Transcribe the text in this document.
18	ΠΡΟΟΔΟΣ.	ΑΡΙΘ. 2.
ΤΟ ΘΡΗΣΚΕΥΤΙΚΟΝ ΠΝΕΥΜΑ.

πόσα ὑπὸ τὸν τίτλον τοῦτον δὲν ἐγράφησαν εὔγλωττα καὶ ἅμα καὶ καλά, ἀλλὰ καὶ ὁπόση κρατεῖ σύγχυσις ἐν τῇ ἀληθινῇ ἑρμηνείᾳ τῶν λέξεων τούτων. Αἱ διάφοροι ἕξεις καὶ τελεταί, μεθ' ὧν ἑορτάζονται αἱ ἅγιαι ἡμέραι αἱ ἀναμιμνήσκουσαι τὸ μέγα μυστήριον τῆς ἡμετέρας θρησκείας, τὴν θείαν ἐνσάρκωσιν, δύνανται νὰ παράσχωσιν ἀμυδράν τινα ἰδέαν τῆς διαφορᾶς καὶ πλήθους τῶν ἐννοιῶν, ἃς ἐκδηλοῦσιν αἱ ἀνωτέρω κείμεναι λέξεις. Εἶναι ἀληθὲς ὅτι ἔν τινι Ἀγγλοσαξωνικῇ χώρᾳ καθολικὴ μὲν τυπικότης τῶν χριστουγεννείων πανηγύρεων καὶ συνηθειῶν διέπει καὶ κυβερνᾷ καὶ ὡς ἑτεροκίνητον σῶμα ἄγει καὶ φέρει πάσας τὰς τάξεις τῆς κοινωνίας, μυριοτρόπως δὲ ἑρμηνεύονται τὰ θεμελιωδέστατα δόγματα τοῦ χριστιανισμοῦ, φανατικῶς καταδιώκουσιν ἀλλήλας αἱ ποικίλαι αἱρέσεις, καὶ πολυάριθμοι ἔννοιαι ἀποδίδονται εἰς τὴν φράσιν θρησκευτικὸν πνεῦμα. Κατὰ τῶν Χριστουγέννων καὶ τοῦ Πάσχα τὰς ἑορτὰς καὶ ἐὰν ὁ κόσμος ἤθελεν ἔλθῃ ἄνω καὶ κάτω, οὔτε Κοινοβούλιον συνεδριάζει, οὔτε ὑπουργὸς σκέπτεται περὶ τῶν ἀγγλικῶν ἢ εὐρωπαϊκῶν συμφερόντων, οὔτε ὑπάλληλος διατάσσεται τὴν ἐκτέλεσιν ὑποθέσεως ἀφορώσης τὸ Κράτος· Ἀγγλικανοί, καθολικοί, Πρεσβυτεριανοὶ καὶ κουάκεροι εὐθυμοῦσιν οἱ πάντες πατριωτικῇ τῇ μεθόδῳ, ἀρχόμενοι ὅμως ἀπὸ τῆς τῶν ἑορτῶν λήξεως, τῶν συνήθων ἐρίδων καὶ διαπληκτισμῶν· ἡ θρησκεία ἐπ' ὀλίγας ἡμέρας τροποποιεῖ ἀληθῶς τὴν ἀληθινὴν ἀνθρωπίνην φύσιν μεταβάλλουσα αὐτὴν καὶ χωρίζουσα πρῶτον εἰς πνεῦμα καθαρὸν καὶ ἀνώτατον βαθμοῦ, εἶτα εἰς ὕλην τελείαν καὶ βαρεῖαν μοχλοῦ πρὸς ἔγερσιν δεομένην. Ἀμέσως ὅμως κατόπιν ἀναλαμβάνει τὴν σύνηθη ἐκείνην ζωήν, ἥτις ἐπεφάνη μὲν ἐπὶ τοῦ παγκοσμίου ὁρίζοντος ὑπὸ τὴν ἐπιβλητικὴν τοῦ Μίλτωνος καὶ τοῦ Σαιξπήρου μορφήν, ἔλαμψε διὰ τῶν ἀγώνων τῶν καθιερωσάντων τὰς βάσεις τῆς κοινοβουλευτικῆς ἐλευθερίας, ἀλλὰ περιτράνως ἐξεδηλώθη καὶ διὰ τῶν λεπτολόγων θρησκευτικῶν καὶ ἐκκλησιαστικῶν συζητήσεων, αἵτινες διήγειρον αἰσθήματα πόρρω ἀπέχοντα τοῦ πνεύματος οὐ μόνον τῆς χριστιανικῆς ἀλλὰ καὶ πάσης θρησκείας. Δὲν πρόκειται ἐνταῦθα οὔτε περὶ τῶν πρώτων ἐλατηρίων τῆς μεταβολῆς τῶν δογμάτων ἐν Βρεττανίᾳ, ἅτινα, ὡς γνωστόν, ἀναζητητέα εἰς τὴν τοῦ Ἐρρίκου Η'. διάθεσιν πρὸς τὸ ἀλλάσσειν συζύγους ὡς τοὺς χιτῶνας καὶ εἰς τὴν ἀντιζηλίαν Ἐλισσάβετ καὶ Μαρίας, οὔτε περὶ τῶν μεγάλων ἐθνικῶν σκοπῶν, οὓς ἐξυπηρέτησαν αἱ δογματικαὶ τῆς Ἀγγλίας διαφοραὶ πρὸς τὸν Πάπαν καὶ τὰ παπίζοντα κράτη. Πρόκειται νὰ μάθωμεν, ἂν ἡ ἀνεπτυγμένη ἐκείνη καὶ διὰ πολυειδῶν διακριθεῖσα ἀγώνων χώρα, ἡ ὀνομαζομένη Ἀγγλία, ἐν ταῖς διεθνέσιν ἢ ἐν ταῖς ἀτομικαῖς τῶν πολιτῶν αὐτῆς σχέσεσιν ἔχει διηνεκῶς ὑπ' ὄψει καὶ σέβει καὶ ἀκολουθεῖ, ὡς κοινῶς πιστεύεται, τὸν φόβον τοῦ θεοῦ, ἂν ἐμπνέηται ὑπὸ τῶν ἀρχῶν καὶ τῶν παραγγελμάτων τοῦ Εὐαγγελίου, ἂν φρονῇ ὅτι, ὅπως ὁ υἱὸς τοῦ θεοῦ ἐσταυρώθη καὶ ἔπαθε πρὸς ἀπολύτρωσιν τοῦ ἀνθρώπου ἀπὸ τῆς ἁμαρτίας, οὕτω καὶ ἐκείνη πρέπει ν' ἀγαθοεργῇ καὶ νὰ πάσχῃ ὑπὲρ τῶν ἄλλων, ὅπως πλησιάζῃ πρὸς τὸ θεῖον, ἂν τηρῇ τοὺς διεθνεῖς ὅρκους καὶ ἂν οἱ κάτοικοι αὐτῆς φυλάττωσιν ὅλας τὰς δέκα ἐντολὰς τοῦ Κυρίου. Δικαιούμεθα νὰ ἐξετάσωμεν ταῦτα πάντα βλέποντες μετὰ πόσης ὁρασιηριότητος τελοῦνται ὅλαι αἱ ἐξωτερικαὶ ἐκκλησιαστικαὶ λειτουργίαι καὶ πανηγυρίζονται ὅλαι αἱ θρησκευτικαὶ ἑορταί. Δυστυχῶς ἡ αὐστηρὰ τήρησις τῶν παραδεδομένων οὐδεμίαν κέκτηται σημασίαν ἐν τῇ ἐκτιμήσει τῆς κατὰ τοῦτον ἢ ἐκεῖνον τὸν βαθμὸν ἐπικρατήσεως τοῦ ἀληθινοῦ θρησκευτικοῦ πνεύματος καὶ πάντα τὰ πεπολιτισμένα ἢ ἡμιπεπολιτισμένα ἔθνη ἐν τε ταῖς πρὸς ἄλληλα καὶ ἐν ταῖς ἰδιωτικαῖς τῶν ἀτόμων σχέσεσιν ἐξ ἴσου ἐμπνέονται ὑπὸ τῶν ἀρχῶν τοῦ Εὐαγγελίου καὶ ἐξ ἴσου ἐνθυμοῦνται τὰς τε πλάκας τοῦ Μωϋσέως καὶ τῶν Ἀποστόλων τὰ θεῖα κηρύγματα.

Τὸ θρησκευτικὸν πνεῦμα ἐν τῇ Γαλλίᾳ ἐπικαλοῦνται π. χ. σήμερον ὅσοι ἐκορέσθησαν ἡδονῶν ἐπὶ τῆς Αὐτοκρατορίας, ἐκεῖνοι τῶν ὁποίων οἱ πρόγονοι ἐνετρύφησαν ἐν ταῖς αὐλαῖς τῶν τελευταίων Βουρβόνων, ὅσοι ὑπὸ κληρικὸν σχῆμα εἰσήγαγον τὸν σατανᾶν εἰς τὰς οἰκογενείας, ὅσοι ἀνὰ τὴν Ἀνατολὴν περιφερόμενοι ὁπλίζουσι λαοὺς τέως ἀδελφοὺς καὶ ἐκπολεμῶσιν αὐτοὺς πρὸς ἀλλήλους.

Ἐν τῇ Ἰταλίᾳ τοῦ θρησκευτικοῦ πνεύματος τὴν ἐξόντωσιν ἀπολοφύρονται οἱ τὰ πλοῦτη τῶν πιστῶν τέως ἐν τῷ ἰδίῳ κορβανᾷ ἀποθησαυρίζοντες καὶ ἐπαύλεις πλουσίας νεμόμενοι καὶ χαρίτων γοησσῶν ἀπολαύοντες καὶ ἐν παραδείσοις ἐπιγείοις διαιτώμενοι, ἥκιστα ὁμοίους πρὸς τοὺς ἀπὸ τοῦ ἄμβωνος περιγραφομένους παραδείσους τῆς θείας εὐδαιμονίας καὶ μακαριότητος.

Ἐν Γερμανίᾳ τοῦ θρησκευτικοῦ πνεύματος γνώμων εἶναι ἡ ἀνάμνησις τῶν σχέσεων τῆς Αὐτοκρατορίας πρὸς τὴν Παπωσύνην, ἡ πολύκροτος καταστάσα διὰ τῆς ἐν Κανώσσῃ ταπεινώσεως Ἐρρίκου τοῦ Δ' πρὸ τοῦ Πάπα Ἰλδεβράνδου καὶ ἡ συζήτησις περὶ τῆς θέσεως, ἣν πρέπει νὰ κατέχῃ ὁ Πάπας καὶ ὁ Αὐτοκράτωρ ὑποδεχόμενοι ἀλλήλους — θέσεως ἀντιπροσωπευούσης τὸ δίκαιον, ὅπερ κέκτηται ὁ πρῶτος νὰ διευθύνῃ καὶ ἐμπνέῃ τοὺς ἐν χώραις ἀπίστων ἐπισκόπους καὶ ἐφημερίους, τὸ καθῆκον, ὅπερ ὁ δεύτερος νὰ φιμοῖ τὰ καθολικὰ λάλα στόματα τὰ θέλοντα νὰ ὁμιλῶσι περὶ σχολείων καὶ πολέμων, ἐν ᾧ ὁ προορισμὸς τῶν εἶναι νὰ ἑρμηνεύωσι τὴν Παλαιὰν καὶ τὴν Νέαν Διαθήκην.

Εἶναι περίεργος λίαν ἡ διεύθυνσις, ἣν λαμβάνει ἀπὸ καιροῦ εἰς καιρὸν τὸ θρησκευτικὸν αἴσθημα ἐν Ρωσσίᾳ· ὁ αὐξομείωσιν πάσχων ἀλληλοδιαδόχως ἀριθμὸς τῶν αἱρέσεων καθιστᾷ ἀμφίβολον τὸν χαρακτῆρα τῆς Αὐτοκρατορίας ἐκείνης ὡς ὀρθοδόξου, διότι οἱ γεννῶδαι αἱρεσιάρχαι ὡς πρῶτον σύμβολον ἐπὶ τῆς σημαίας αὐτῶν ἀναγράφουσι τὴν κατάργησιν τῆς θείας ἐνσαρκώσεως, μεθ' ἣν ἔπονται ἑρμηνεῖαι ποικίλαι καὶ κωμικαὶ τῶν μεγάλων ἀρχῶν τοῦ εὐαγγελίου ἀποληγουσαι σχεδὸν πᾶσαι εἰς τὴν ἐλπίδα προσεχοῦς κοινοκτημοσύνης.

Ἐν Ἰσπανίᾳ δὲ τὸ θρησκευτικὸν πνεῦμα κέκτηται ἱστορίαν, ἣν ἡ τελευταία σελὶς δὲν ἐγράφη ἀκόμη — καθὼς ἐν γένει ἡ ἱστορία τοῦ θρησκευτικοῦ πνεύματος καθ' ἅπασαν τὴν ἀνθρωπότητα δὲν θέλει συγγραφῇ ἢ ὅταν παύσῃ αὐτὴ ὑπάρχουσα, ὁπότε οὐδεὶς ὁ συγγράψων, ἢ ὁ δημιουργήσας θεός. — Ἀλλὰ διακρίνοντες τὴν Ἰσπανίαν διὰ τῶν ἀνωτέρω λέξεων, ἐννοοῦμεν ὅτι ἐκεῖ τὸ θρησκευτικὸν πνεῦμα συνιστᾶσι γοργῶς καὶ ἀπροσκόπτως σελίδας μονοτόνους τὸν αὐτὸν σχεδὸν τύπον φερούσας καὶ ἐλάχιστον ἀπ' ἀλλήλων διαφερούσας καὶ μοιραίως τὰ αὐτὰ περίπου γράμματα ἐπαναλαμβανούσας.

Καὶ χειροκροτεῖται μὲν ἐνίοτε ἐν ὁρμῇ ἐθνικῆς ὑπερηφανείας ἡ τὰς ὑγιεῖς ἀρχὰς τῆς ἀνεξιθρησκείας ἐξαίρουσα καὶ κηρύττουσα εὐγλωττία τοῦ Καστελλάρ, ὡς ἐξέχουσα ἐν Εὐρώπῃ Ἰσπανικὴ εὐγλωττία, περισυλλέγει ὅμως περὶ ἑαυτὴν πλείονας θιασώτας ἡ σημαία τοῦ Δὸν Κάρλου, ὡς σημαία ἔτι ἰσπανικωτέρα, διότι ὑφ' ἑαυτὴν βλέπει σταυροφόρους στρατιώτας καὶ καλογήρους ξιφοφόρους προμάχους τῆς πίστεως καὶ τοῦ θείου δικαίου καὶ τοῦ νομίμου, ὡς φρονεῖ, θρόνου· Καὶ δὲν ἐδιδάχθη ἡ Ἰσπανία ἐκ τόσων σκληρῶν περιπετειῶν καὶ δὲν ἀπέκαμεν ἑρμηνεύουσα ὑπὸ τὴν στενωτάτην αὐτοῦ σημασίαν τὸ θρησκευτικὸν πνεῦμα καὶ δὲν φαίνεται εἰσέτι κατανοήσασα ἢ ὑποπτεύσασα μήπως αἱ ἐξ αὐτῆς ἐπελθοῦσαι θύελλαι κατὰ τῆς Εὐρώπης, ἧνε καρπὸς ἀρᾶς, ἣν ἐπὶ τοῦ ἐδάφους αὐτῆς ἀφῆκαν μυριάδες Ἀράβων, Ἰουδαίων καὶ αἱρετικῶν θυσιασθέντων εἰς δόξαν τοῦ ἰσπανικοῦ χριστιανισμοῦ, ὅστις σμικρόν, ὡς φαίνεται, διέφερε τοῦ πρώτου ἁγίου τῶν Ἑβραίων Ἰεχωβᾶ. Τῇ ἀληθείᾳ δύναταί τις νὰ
☆ ☆ ☆
Set out every line from the material that contains the string "σχεδὸν".

__FINISHED ANSWER__.
Εἶναι περίεργος λίαν ἡ διεύθυνσις, ἣν λαμβάνει ἀπὸ καιροῦ εἰς καιρὸν τὸ θρησκευτικὸν αἴσθημα ἐν Ρωσσίᾳ· ὁ αὐξομείωσιν πάσχων ἀλληλοδιαδόχως ἀριθμὸς τῶν αἱρέσεων καθιστᾷ ἀμφίβολον τὸν χαρακτῆρα τῆς Αὐτοκρατορίας ἐκείνης ὡς ὀρθοδόξου, διότι οἱ γεννῶδαι αἱρεσιάρχαι ὡς πρῶτον σύμβολον ἐπὶ τῆς σημαίας αὐτῶν ἀναγράφουσι τὴν κατάργησιν τῆς θείας ἐνσαρκώσεως, μεθ' ἣν ἔπονται ἑρμηνεῖαι ποικίλαι καὶ κωμικαὶ τῶν μεγάλων ἀρχῶν τοῦ εὐαγγελίου ἀποληγουσαι σχεδὸν πᾶσαι εἰς τὴν ἐλπίδα προσεχοῦς κοινοκτημοσύνης.
Ἐν Ἰσπανίᾳ δὲ τὸ θρησκευτικὸν πνεῦμα κέκτηται ἱστορίαν, ἣν ἡ τελευταία σελὶς δὲν ἐγράφη ἀκόμη — καθὼς ἐν γένει ἡ ἱστορία τοῦ θρησκευτικοῦ πνεύματος καθ' ἅπασαν τὴν ἀνθρωπότητα δὲν θέλει συγγραφῇ ἢ ὅταν παύσῃ αὐτὴ ὑπάρχουσα, ὁπότε οὐδεὶς ὁ συγγράψων, ἢ ὁ δημιουργήσας θεός. — Ἀλλὰ διακρίνοντες τὴν Ἰσπανίαν διὰ τῶν ἀνωτέρω λέξεων, ἐννοοῦμεν ὅτι ἐκεῖ τὸ θρησκευτικὸν πνεῦμα συνιστᾶσι γοργῶς καὶ ἀπροσκόπτως σελίδας μονοτόνους τὸν αὐτὸν σχεδὸν τύπον φερούσας καὶ ἐλάχιστον ἀπ' ἀλλήλων διαφερούσας καὶ μοιραίως τὰ αὐτὰ περίπου γράμματα ἐπαναλαμβανούσας.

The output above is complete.